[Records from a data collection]
○ ○ ○ ○ ○

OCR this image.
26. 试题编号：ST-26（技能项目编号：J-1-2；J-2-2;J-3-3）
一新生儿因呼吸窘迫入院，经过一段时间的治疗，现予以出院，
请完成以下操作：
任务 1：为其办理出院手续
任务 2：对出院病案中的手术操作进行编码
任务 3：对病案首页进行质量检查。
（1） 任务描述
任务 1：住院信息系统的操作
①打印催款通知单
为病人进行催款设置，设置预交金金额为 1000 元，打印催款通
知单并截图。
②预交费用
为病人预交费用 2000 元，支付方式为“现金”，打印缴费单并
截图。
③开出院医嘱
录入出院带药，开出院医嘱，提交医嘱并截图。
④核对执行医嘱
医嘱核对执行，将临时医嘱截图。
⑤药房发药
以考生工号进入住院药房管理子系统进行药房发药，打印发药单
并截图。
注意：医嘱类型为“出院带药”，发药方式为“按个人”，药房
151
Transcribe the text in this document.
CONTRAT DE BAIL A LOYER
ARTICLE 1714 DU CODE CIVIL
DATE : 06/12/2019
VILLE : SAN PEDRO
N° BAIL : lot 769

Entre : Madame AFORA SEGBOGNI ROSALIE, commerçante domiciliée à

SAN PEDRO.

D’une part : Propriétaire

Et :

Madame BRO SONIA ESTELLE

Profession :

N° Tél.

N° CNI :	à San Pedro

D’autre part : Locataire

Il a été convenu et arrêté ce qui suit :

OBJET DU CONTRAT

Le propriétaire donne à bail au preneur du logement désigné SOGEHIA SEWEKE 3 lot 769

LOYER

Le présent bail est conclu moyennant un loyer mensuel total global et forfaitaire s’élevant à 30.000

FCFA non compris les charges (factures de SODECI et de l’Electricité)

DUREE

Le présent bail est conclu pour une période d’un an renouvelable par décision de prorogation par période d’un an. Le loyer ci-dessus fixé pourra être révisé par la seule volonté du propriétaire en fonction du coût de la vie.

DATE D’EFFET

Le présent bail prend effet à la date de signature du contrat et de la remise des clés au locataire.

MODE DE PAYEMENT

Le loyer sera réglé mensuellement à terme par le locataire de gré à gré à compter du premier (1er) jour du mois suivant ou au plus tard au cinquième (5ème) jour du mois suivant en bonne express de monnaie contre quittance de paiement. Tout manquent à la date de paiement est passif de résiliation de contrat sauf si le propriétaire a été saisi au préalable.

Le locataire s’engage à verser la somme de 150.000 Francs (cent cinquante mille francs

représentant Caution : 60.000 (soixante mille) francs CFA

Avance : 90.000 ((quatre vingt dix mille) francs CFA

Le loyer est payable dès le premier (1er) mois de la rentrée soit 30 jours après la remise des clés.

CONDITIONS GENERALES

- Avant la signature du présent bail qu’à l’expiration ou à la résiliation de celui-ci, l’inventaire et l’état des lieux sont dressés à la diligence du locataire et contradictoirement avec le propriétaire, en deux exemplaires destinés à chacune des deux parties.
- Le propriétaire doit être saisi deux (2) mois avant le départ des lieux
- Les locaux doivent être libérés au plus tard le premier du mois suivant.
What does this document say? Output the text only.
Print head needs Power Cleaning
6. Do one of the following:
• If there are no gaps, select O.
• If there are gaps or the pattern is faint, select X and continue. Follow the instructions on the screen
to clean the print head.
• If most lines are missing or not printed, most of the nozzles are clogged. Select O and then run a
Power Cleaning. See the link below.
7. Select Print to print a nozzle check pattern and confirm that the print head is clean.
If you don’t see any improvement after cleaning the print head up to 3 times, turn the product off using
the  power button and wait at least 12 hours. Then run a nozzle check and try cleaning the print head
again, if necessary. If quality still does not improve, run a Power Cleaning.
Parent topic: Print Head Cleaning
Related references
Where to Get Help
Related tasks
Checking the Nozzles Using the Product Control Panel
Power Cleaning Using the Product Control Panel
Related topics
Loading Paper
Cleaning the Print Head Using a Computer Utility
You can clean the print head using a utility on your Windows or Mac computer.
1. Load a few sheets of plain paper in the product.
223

○ ○ ○ ○ ○

**Problem statement**:
Transcribe the whole listing exactly.

**Exercise answer**:
OCR this image.
26. 试题编号：ST-26（技能项目编号：J-1-2；J-2-2;J-3-3）
一新生儿因呼吸窘迫入院，经过一段时间的治疗，现予以出院，
请完成以下操作：
任务 1：为其办理出院手续
任务 2：对出院病案中的手术操作进行编码
任务 3：对病案首页进行质量检查。
（1） 任务描述
任务 1：住院信息系统的操作
①打印催款通知单
为病人进行催款设置，设置预交金金额为 1000 元，打印催款通
知单并截图。
②预交费用
为病人预交费用 2000 元，支付方式为“现金”，打印缴费单并
截图。
③开出院医嘱
录入出院带药，开出院医嘱，提交医嘱并截图。
④核对执行医嘱
医嘱核对执行，将临时医嘱截图。
⑤药房发药
以考生工号进入住院药房管理子系统进行药房发药，打印发药单
并截图。
注意：医嘱类型为“出院带药”，发药方式为“按个人”，药房
151
Transcribe the text in this document.
CONTRAT DE BAIL A LOYER
ARTICLE 1714 DU CODE CIVIL
DATE : 06/12/2019
VILLE : SAN PEDRO
N° BAIL : lot 769

Entre : Madame AFORA SEGBOGNI ROSALIE, commerçante domiciliée à

SAN PEDRO.

D’une part : Propriétaire

Et :

Madame BRO SONIA ESTELLE

Profession :

N° Tél.

N° CNI :	à San Pedro

D’autre part : Locataire

Il a été convenu et arrêté ce qui suit :

OBJET DU CONTRAT

Le propriétaire donne à bail au preneur du logement désigné SOGEHIA SEWEKE 3 lot 769

LOYER

Le présent bail est conclu moyennant un loyer mensuel total global et forfaitaire s’élevant à 30.000

FCFA non compris les charges (factures de SODECI et de l’Electricité)

DUREE

Le présent bail est conclu pour une période d’un an renouvelable par décision de prorogation par période d’un an. Le loyer ci-dessus fixé pourra être révisé par la seule volonté du propriétaire en fonction du coût de la vie.

DATE D’EFFET

Le présent bail prend effet à la date de signature du contrat et de la remise des clés au locataire.

MODE DE PAYEMENT

Le loyer sera réglé mensuellement à terme par le locataire de gré à gré à compter du premier (1er) jour du mois suivant ou au plus tard au cinquième (5ème) jour du mois suivant en bonne express de monnaie contre quittance de paiement. Tout manquent à la date de paiement est passif de résiliation de contrat sauf si le propriétaire a été saisi au préalable.

Le locataire s’engage à verser la somme de 150.000 Francs (cent cinquante mille francs

représentant Caution : 60.000 (soixante mille) francs CFA

Avance : 90.000 ((quatre vingt dix mille) francs CFA

Le loyer est payable dès le premier (1er) mois de la rentrée soit 30 jours après la remise des clés.

CONDITIONS GENERALES

- Avant la signature du présent bail qu’à l’expiration ou à la résiliation de celui-ci, l’inventaire et l’état des lieux sont dressés à la diligence du locataire et contradictoirement avec le propriétaire, en deux exemplaires destinés à chacune des deux parties.
- Le propriétaire doit être saisi deux (2) mois avant le départ des lieux
- Les locaux doivent être libérés au plus tard le premier du mois suivant.
What does this document say? Output the text only.
Print head needs Power Cleaning
6. Do one of the following:
• If there are no gaps, select O.
• If there are gaps or the pattern is faint, select X and continue. Follow the instructions on the screen
to clean the print head.
• If most lines are missing or not printed, most of the nozzles are clogged. Select O and then run a
Power Cleaning. See the link below.
7. Select Print to print a nozzle check pattern and confirm that the print head is clean.
If you don’t see any improvement after cleaning the print head up to 3 times, turn the product off using
the  power button and wait at least 12 hours. Then run a nozzle check and try cleaning the print head
again, if necessary. If quality still does not improve, run a Power Cleaning.
Parent topic: Print Head Cleaning
Related references
Where to Get Help
Related tasks
Checking the Nozzles Using the Product Control Panel
Power Cleaning Using the Product Control Panel
Related topics
Loading Paper
Cleaning the Print Head Using a Computer Utility
You can clean the print head using a utility on your Windows or Mac computer.
1. Load a few sheets of plain paper in the product.
223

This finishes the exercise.